Stated problem: Seek out every line containing the word "VEHÍCULOS", and copy each.

Material for the task:
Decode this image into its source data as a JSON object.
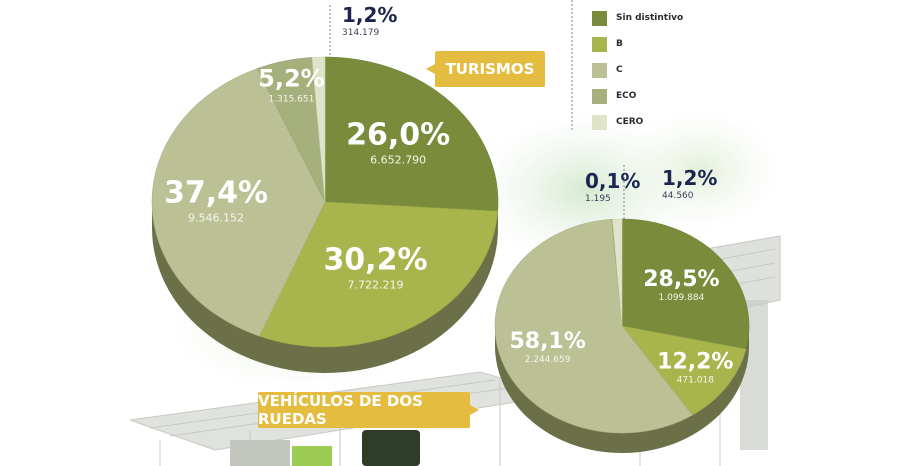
{
  "colors": {
    "sin_distintivo": "#7a8c3b",
    "b": "#a7b54c",
    "c": "#bcc095",
    "eco": "#a6b07c",
    "cero": "#dfe3c8",
    "badge": "#e4bc3f",
    "navy": "#1a2650"
  },
  "legend": [
    {
      "label": "Sin distintivo",
      "color": "#7a8c3b"
    },
    {
      "label": "B",
      "color": "#a7b54c"
    },
    {
      "label": "C",
      "color": "#bcc095"
    },
    {
      "label": "ECO",
      "color": "#a6b07c"
    },
    {
      "label": "CERO",
      "color": "#dfe3c8"
    }
  ],
  "badges": {
    "turismos": "TURISMOS",
    "dos_ruedas": "VEHÍCULOS DE DOS RUEDAS"
  },
  "chart_data": [
    {
      "type": "pie",
      "title": "TURISMOS",
      "slices": [
        {
          "category": "Sin distintivo",
          "percent": 26.0,
          "percent_label": "26,0%",
          "count_label": "6.652.790",
          "color": "#7a8c3b"
        },
        {
          "category": "B",
          "percent": 30.2,
          "percent_label": "30,2%",
          "count_label": "7.722.219",
          "color": "#a7b54c"
        },
        {
          "category": "C",
          "percent": 37.4,
          "percent_label": "37,4%",
          "count_label": "9.546.152",
          "color": "#bcc095"
        },
        {
          "category": "ECO",
          "percent": 5.2,
          "percent_label": "5,2%",
          "count_label": "1.315.651",
          "color": "#a6b07c"
        },
        {
          "category": "CERO",
          "percent": 1.2,
          "percent_label": "1,2%",
          "count_label": "314.179",
          "color": "#dfe3c8"
        }
      ]
    },
    {
      "type": "pie",
      "title": "VEHÍCULOS DE DOS RUEDAS",
      "slices": [
        {
          "category": "Sin distintivo",
          "percent": 28.5,
          "percent_label": "28,5%",
          "count_label": "1.099.884",
          "color": "#7a8c3b"
        },
        {
          "category": "B",
          "percent": 12.2,
          "percent_label": "12,2%",
          "count_label": "471.018",
          "color": "#a7b54c"
        },
        {
          "category": "C",
          "percent": 58.1,
          "percent_label": "58,1%",
          "count_label": "2.244.659",
          "color": "#bcc095"
        },
        {
          "category": "ECO",
          "percent": 0.1,
          "percent_label": "0,1%",
          "count_label": "1.195",
          "color": "#a6b07c"
        },
        {
          "category": "CERO",
          "percent": 1.2,
          "percent_label": "1,2%",
          "count_label": "44.560",
          "color": "#dfe3c8"
        }
      ]
    }
  ]
}
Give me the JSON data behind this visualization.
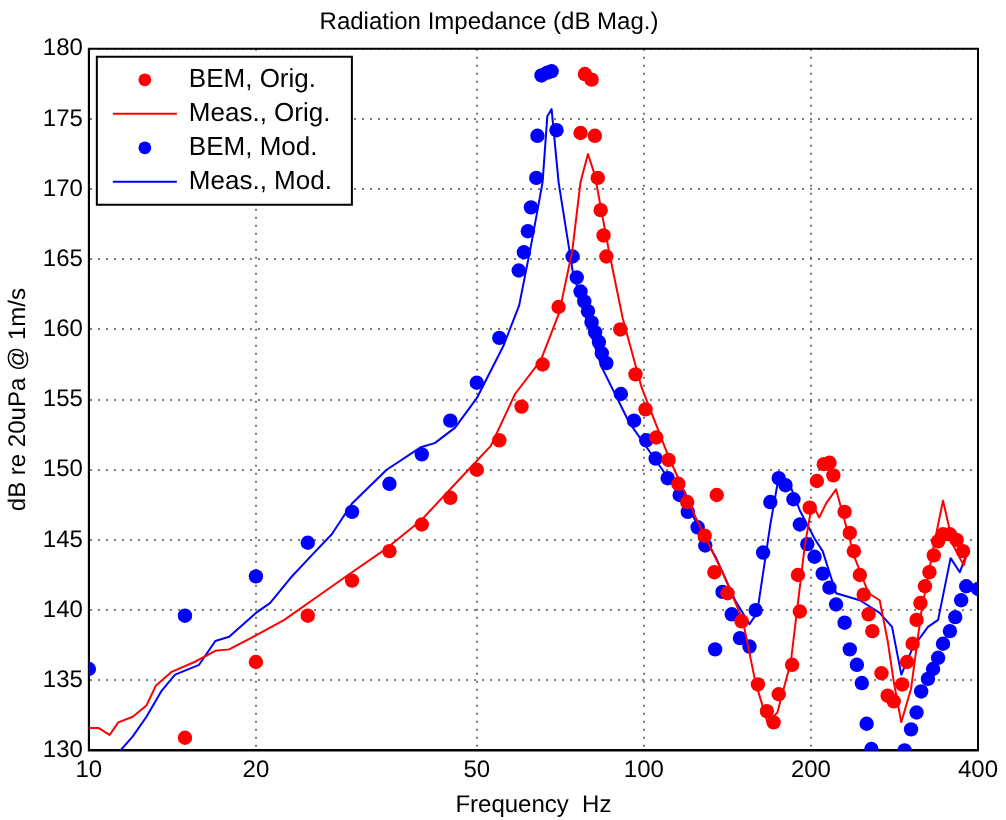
{
  "chart_data": {
    "type": "line",
    "title": "Radiation Impedance (dB Mag.)",
    "xlabel": "Frequency  Hz",
    "ylabel": "dB re 20uPa @ 1m/s",
    "log": "x",
    "xlim": [
      10,
      400
    ],
    "xticks": [
      10,
      20,
      50,
      100,
      200,
      400
    ],
    "ylim": [
      130,
      180
    ],
    "yticks": [
      130,
      135,
      140,
      145,
      150,
      155,
      160,
      165,
      170,
      175,
      180
    ],
    "grid": true,
    "legend": "top left",
    "series": [
      {
        "name": "BEM, Orig.",
        "type": "scatter",
        "marker": "circle",
        "color": "#ff0000",
        "x": [
          14.9,
          20,
          24.8,
          29.8,
          34.8,
          39.8,
          44.8,
          50,
          54.9,
          60.2,
          65.7,
          70.2,
          76.9,
          78.3,
          80.5,
          81.6,
          82.6,
          83.6,
          84.6,
          85.6,
          90.7,
          96.6,
          100.7,
          105.3,
          110.8,
          115.4,
          119.7,
          128.7,
          134,
          135.3,
          141.5,
          150,
          160.5,
          166.6,
          171.3,
          175,
          185,
          189.5,
          191,
          199,
          205,
          211,
          216,
          219.5,
          230,
          235,
          239,
          245,
          249,
          254,
          258,
          268,
          275,
          282,
          292,
          298,
          305,
          310,
          315,
          321,
          327,
          333,
          339,
          346,
          356,
          366,
          376
        ],
        "values": [
          130.9,
          136.3,
          139.6,
          142.1,
          144.2,
          146.1,
          148.0,
          150.0,
          152.1,
          154.5,
          157.5,
          161.6,
          174.0,
          178.2,
          177.8,
          173.8,
          170.8,
          168.5,
          166.7,
          165.2,
          160.0,
          156.8,
          154.3,
          152.3,
          150.7,
          149.0,
          147.7,
          145.3,
          142.7,
          148.2,
          141.2,
          139.2,
          134.7,
          132.8,
          132.0,
          134.0,
          136.1,
          142.5,
          139.9,
          147.3,
          149.2,
          150.4,
          150.5,
          149.6,
          147.0,
          145.5,
          144.2,
          142.5,
          141.1,
          139.7,
          138.5,
          135.5,
          133.9,
          133.5,
          134.7,
          136.3,
          137.6,
          139.3,
          140.5,
          141.7,
          142.7,
          143.9,
          144.9,
          145.4,
          145.4,
          145.0,
          144.2
        ]
      },
      {
        "name": "Meas., Orig.",
        "type": "line",
        "marker": "none",
        "color": "#ff0000",
        "x": [
          10,
          10.4,
          10.9,
          11.3,
          12.0,
          12.7,
          13.2,
          14.1,
          15.5,
          16.9,
          17.9,
          20,
          22.5,
          25.9,
          29.8,
          34.4,
          39.7,
          47,
          53,
          58.6,
          65.2,
          70.4,
          74.3,
          76.9,
          79.3,
          81.6,
          86.5,
          91.6,
          99.0,
          110.6,
          124,
          138.6,
          150.7,
          158.8,
          167,
          174,
          184,
          195,
          201,
          207,
          213,
          222,
          240,
          254,
          266,
          275,
          282,
          291,
          303,
          316,
          333,
          346,
          361,
          377,
          383
        ],
        "values": [
          131.6,
          131.6,
          131.1,
          132.0,
          132.4,
          133.2,
          134.6,
          135.6,
          136.3,
          137.1,
          137.2,
          138.2,
          139.3,
          141.0,
          142.7,
          144.4,
          146.4,
          149.5,
          151.7,
          155.4,
          157.8,
          161.2,
          165.6,
          170.5,
          172.5,
          171.0,
          165.6,
          160.8,
          155.9,
          151.0,
          146.6,
          142.7,
          139.3,
          134.9,
          132.0,
          132.7,
          136.3,
          144.6,
          147.6,
          146.6,
          147.6,
          148.6,
          143.7,
          141.2,
          140.7,
          137.8,
          134.9,
          132.0,
          134.4,
          139.8,
          144.6,
          147.8,
          144.6,
          143.2,
          144.2
        ]
      },
      {
        "name": "BEM, Mod.",
        "type": "scatter",
        "marker": "circle",
        "color": "#0000ff",
        "x": [
          10,
          14.9,
          20,
          24.8,
          29.8,
          34.8,
          39.8,
          44.8,
          50,
          54.9,
          59.5,
          60.8,
          61.8,
          62.6,
          64,
          64.3,
          65.4,
          67,
          68.2,
          69.6,
          74.4,
          75.7,
          76.9,
          78.1,
          79.3,
          80.5,
          81.7,
          83,
          84,
          85.6,
          90.9,
          96,
          101,
          105,
          110.4,
          116,
          120,
          125,
          129,
          134.4,
          138.6,
          144,
          149,
          155,
          159,
          164,
          169,
          175,
          180,
          186,
          191,
          197,
          203,
          210,
          216,
          222,
          230,
          235,
          242,
          247,
          252,
          257,
          295,
          303,
          310,
          316,
          325,
          332,
          339,
          346,
          356,
          364,
          373,
          381,
          400
        ],
        "values": [
          135.8,
          139.6,
          142.4,
          144.8,
          147.0,
          149.0,
          151.1,
          153.5,
          156.2,
          159.4,
          164.2,
          165.5,
          167.0,
          168.7,
          170.8,
          173.8,
          178.1,
          178.3,
          178.4,
          174.2,
          165.2,
          163.7,
          162.7,
          162.0,
          161.3,
          160.5,
          159.8,
          159.1,
          158.3,
          157.6,
          155.4,
          153.5,
          152.1,
          150.8,
          149.4,
          148.2,
          147.0,
          145.9,
          144.6,
          137.2,
          141.3,
          139.7,
          138.0,
          137.4,
          140.0,
          144.1,
          147.7,
          149.4,
          148.9,
          147.9,
          146.1,
          144.7,
          143.8,
          142.6,
          141.6,
          140.4,
          139.1,
          137.2,
          136.1,
          134.8,
          131.9,
          130.1,
          130.0,
          131.5,
          132.7,
          134.2,
          135.1,
          135.8,
          136.6,
          137.6,
          138.5,
          139.5,
          140.7,
          141.7,
          141.5
        ]
      },
      {
        "name": "Meas., Mod.",
        "type": "line",
        "marker": "none",
        "color": "#0000ff",
        "x": [
          11.4,
          12.0,
          12.7,
          13.5,
          14.3,
          15.8,
          16.9,
          17.9,
          20,
          21.2,
          23.1,
          25.2,
          27.4,
          29.8,
          34.4,
          39.6,
          42,
          45.7,
          50,
          55.8,
          59.6,
          62.7,
          65.7,
          67,
          68.2,
          70.2,
          74.4,
          79.3,
          84,
          94,
          108,
          121,
          135,
          146,
          155,
          160,
          169,
          175,
          183,
          191,
          203,
          210,
          222,
          245,
          266,
          280,
          291,
          305,
          325,
          339,
          357,
          371,
          383
        ],
        "values": [
          130.0,
          131.0,
          132.4,
          134.2,
          135.4,
          136.1,
          137.8,
          138.1,
          139.8,
          140.5,
          142.3,
          143.9,
          145.4,
          147.6,
          150.0,
          151.6,
          151.9,
          153.0,
          155.1,
          158.8,
          161.7,
          166.1,
          170.5,
          175.2,
          175.7,
          170.5,
          164.2,
          160.3,
          157.3,
          153.4,
          150.0,
          147.1,
          143.7,
          140.7,
          139.0,
          139.8,
          146.1,
          149.5,
          149.0,
          147.1,
          145.1,
          144.2,
          141.2,
          140.7,
          139.8,
          138.8,
          135.4,
          137.3,
          138.8,
          139.3,
          143.7,
          142.7,
          144.2
        ]
      }
    ]
  }
}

Exercise output:
    "dos_ruedas": "VEHÍCULOS DE DOS RUEDAS"
      "title": "VEHÍCULOS DE DOS RUEDAS",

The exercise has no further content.